Entries provided:
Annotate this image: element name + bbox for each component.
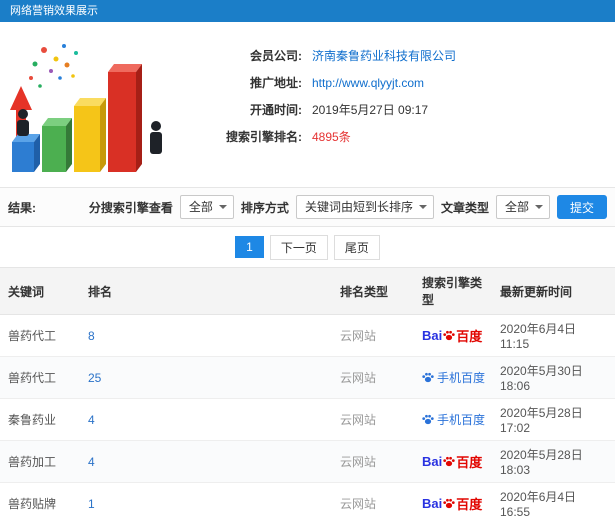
article-type-value: 全部 (504, 200, 529, 214)
engine-filter-label: 分搜索引擎查看 (88, 200, 173, 215)
rank-count-value: 4895条 (312, 130, 351, 144)
submit-button[interactable]: 提交 (556, 195, 607, 219)
next-page-button[interactable]: 下一页 (269, 234, 328, 260)
info-section: 会员公司: 济南秦鲁药业科技有限公司 推广地址: http://www.qlyy… (0, 22, 615, 187)
chart-clipart-svg (10, 44, 162, 172)
rank-link[interactable]: 8 (88, 329, 95, 343)
sort-select[interactable]: 关键词由短到长排序 (295, 195, 434, 219)
paw-icon (422, 372, 434, 383)
rank-count-label: 搜索引擎排名: (226, 130, 302, 144)
article-type-label: 文章类型 (440, 200, 489, 215)
engine-cell: Bai 百度 (414, 314, 492, 357)
sort-select-value: 关键词由短到长排序 (304, 200, 413, 214)
keyword-cell: 秦鲁药业 (0, 398, 80, 441)
rank-cell: 4 (80, 440, 332, 483)
table-row: 兽药加工 4 云网站 Bai 百度 2020年5月28日 18:03 (0, 440, 615, 483)
filter-bar: 结果: 分搜索引擎查看 全部 排序方式 关键词由短到长排序 文章类型 全部 提交 (0, 187, 615, 227)
open-time-value: 2019年5月27日 09:17 (312, 103, 429, 117)
article-type-select[interactable]: 全部 (495, 195, 550, 219)
rank-type-cell: 云网站 (332, 482, 414, 520)
time-cell: 2020年6月4日 16:55 (492, 482, 615, 520)
table-row: 兽药贴牌 1 云网站 Bai 百度 2020年6月4日 16:55 (0, 482, 615, 520)
keyword-cell: 兽药贴牌 (0, 482, 80, 520)
baidu-logo: Bai 百度 (422, 328, 483, 344)
open-time-row: 开通时间: 2019年5月27日 09:17 (176, 96, 456, 123)
result-label: 结果: (8, 200, 36, 215)
mobile-baidu-logo: 手机百度 (422, 411, 485, 428)
paw-icon (443, 330, 455, 341)
promo-url-row: 推广地址: http://www.qlyyjt.com (176, 69, 456, 96)
rank-cell: 1 (80, 482, 332, 520)
company-link[interactable]: 济南秦鲁药业科技有限公司 (312, 47, 456, 64)
mobile-baidu-logo: 手机百度 (422, 369, 485, 386)
confetti-dots (29, 44, 78, 88)
time-cell: 2020年6月4日 11:15 (492, 314, 615, 357)
page-title: 网络营销效果展示 (10, 5, 98, 17)
time-cell: 2020年5月28日 17:02 (492, 398, 615, 441)
column-header: 最新更新时间 (492, 267, 615, 315)
rank-link[interactable]: 4 (88, 455, 95, 469)
keyword-cell: 兽药代工 (0, 356, 80, 399)
engine-filter-select[interactable]: 全部 (179, 195, 234, 219)
engine-cell: 手机百度 (414, 356, 492, 399)
rank-cell: 25 (80, 356, 332, 399)
table-row: 兽药代工 8 云网站 Bai 百度 2020年6月4日 11:15 (0, 314, 615, 357)
rank-type-cell: 云网站 (332, 440, 414, 483)
sort-label: 排序方式 (240, 200, 289, 215)
paw-icon (422, 414, 434, 425)
time-cell: 2020年5月30日 18:06 (492, 356, 615, 399)
results-table: 关键词 排名 排名类型 搜索引擎类型 最新更新时间 兽药代工 8 云网站 Bai 百度 2020年… (0, 267, 615, 520)
engine-cell: Bai 百度 (414, 482, 492, 520)
baidu-logo: Bai 百度 (422, 496, 483, 512)
company-label: 会员公司: (250, 49, 302, 63)
rank-link[interactable]: 4 (88, 413, 95, 427)
businessman-left (17, 109, 29, 136)
table-row: 兽药代工 25 云网站 手机百度 2020年5月30日 18:06 (0, 356, 615, 399)
column-header: 排名类型 (332, 267, 414, 315)
keyword-cell: 兽药代工 (0, 314, 80, 357)
table-header-row: 关键词 排名 排名类型 搜索引擎类型 最新更新时间 (0, 267, 615, 315)
rank-count-row: 搜索引擎排名: 4895条 (176, 123, 456, 150)
time-cell: 2020年5月28日 18:03 (492, 440, 615, 483)
businessman-right (150, 121, 162, 154)
page-title-bar: 网络营销效果展示 (0, 0, 615, 22)
column-header: 搜索引擎类型 (414, 267, 492, 315)
keyword-cell: 兽药加工 (0, 440, 80, 483)
page-1-button[interactable]: 1 (235, 236, 264, 258)
page: 网络营销效果展示 会员公司: 济南秦鲁药业科技有限公司 推广地址: http:/… (0, 0, 615, 520)
rank-cell: 4 (80, 398, 332, 441)
rank-type-cell: 云网站 (332, 356, 414, 399)
open-time-label: 开通时间: (250, 103, 302, 117)
promo-url-label: 推广地址: (250, 76, 302, 90)
marketing-chart-image (4, 34, 176, 179)
info-fields: 会员公司: 济南秦鲁药业科技有限公司 推广地址: http://www.qlyy… (176, 34, 456, 179)
company-row: 会员公司: 济南秦鲁药业科技有限公司 (176, 42, 456, 69)
filter-controls: 分搜索引擎查看 全部 排序方式 关键词由短到长排序 文章类型 全部 提交 (89, 195, 607, 219)
baidu-logo: Bai 百度 (422, 454, 483, 470)
bars (12, 64, 142, 172)
results-table-body: 兽药代工 8 云网站 Bai 百度 2020年6月4日 11:15 兽药代工 25 云网站 手机百… (0, 314, 615, 520)
rank-type-cell: 云网站 (332, 314, 414, 357)
rank-type-cell: 云网站 (332, 398, 414, 441)
pagination: 1 下一页 尾页 (0, 227, 615, 267)
rank-cell: 8 (80, 314, 332, 357)
column-header: 关键词 (0, 267, 80, 315)
last-page-button[interactable]: 尾页 (333, 234, 380, 260)
rank-link[interactable]: 1 (88, 497, 95, 511)
promo-url-link[interactable]: http://www.qlyyjt.com (312, 76, 424, 90)
paw-icon (443, 456, 455, 467)
rank-link[interactable]: 25 (88, 371, 101, 385)
paw-icon (443, 498, 455, 509)
column-header: 排名 (80, 267, 332, 315)
engine-cell: 手机百度 (414, 398, 492, 441)
engine-filter-value: 全部 (188, 200, 213, 214)
engine-cell: Bai 百度 (414, 440, 492, 483)
table-row: 秦鲁药业 4 云网站 手机百度 2020年5月28日 17:02 (0, 398, 615, 441)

Problem details: Return the material above line for line, without any change, and leave the pictures out.

The output:
Annotate this image: element name + bbox for each component.
article-type-value: 全部 (504, 200, 529, 214)
engine-filter-label: 分搜索引擎查看 (88, 200, 173, 215)
rank-count-value: 4895条 (312, 130, 351, 144)
submit-button[interactable]: 提交 (556, 195, 607, 219)
next-page-button[interactable]: 下一页 (269, 234, 328, 260)
info-section: 会员公司: 济南秦鲁药业科技有限公司 推广地址: http://www.qlyy… (0, 22, 615, 187)
chart-clipart-svg (10, 44, 162, 172)
rank-link[interactable]: 8 (88, 329, 95, 343)
sort-select[interactable]: 关键词由短到长排序 (295, 195, 434, 219)
paw-icon (422, 372, 434, 383)
rank-count-label: 搜索引擎排名: (226, 130, 302, 144)
article-type-label: 文章类型 (440, 200, 489, 215)
engine-cell: Bai 百度 (414, 314, 492, 357)
sort-select-value: 关键词由短到长排序 (304, 200, 413, 214)
keyword-cell: 秦鲁药业 (0, 398, 80, 441)
rank-cell: 4 (80, 440, 332, 483)
table-row: 兽药加工 4 云网站 Bai 百度 2020年5月28日 18:03 (0, 440, 615, 483)
filter-bar: 结果: 分搜索引擎查看 全部 排序方式 关键词由短到长排序 文章类型 全部 提交 (0, 187, 615, 227)
open-time-value: 2019年5月27日 09:17 (312, 103, 429, 117)
article-type-select[interactable]: 全部 (495, 195, 550, 219)
rank-type-cell: 云网站 (332, 482, 414, 520)
time-cell: 2020年6月4日 16:55 (492, 482, 615, 520)
table-row: 兽药贴牌 1 云网站 Bai 百度 2020年6月4日 16:55 (0, 482, 615, 520)
keyword-cell: 兽药贴牌 (0, 482, 80, 520)
baidu-logo: Bai 百度 (422, 328, 483, 344)
open-time-row: 开通时间: 2019年5月27日 09:17 (176, 96, 456, 123)
result-label: 结果: (8, 200, 36, 215)
mobile-baidu-logo: 手机百度 (422, 411, 485, 428)
paw-icon (443, 330, 455, 341)
promo-url-row: 推广地址: http://www.qlyyjt.com (176, 69, 456, 96)
rank-cell: 1 (80, 482, 332, 520)
company-link[interactable]: 济南秦鲁药业科技有限公司 (312, 47, 456, 64)
mobile-baidu-logo: 手机百度 (422, 369, 485, 386)
confetti-dots (29, 44, 78, 88)
time-cell: 2020年6月4日 11:15 (492, 314, 615, 357)
page-title: 网络营销效果展示 (10, 5, 98, 17)
time-cell: 2020年5月28日 17:02 (492, 398, 615, 441)
column-header: 最新更新时间 (492, 267, 615, 315)
rank-link[interactable]: 4 (88, 455, 95, 469)
keyword-cell: 兽药代工 (0, 356, 80, 399)
engine-filter-select[interactable]: 全部 (179, 195, 234, 219)
engine-cell: 手机百度 (414, 356, 492, 399)
rank-cell: 25 (80, 356, 332, 399)
table-row: 兽药代工 8 云网站 Bai 百度 2020年6月4日 11:15 (0, 314, 615, 357)
rank-type-cell: 云网站 (332, 440, 414, 483)
sort-label: 排序方式 (240, 200, 289, 215)
paw-icon (422, 414, 434, 425)
time-cell: 2020年5月30日 18:06 (492, 356, 615, 399)
results-table: 关键词 排名 排名类型 搜索引擎类型 最新更新时间 兽药代工 8 云网站 Bai 百度 2020年… (0, 267, 615, 520)
engine-cell: Bai 百度 (414, 482, 492, 520)
baidu-logo: Bai 百度 (422, 496, 483, 512)
company-label: 会员公司: (250, 49, 302, 63)
rank-link[interactable]: 4 (88, 413, 95, 427)
businessman-left (17, 109, 29, 136)
table-row: 兽药代工 25 云网站 手机百度 2020年5月30日 18:06 (0, 356, 615, 399)
column-header: 排名类型 (332, 267, 414, 315)
keyword-cell: 兽药代工 (0, 314, 80, 357)
table-header-row: 关键词 排名 排名类型 搜索引擎类型 最新更新时间 (0, 267, 615, 315)
rank-count-row: 搜索引擎排名: 4895条 (176, 123, 456, 150)
time-cell: 2020年5月28日 18:03 (492, 440, 615, 483)
businessman-right (150, 121, 162, 154)
page-title-bar: 网络营销效果展示 (0, 0, 615, 22)
column-header: 搜索引擎类型 (414, 267, 492, 315)
keyword-cell: 兽药加工 (0, 440, 80, 483)
page-1-button[interactable]: 1 (235, 236, 264, 258)
page: 网络营销效果展示 会员公司: 济南秦鲁药业科技有限公司 推广地址: http:/… (0, 0, 615, 520)
rank-cell: 4 (80, 398, 332, 441)
rank-type-cell: 云网站 (332, 356, 414, 399)
open-time-label: 开通时间: (250, 103, 302, 117)
promo-url-label: 推广地址: (250, 76, 302, 90)
marketing-chart-image (4, 34, 176, 179)
info-fields: 会员公司: 济南秦鲁药业科技有限公司 推广地址: http://www.qlyy… (176, 34, 456, 179)
company-row: 会员公司: 济南秦鲁药业科技有限公司 (176, 42, 456, 69)
filter-controls: 分搜索引擎查看 全部 排序方式 关键词由短到长排序 文章类型 全部 提交 (89, 195, 607, 219)
baidu-logo: Bai 百度 (422, 454, 483, 470)
bars (12, 64, 142, 172)
results-table-body: 兽药代工 8 云网站 Bai 百度 2020年6月4日 11:15 兽药代工 25 云网站 手机百… (0, 314, 615, 520)
rank-type-cell: 云网站 (332, 314, 414, 357)
rank-type-cell: 云网站 (332, 398, 414, 441)
pagination: 1 下一页 尾页 (0, 227, 615, 267)
rank-cell: 8 (80, 314, 332, 357)
column-header: 关键词 (0, 267, 80, 315)
last-page-button[interactable]: 尾页 (333, 234, 380, 260)
rank-link[interactable]: 1 (88, 497, 95, 511)
promo-url-link[interactable]: http://www.qlyyjt.com (312, 76, 424, 90)
paw-icon (443, 456, 455, 467)
rank-link[interactable]: 25 (88, 371, 101, 385)
paw-icon (443, 498, 455, 509)
column-header: 排名 (80, 267, 332, 315)
engine-cell: 手机百度 (414, 398, 492, 441)
engine-filter-value: 全部 (188, 200, 213, 214)
engine-cell: Bai 百度 (414, 440, 492, 483)
table-row: 秦鲁药业 4 云网站 手机百度 2020年5月28日 17:02 (0, 398, 615, 441)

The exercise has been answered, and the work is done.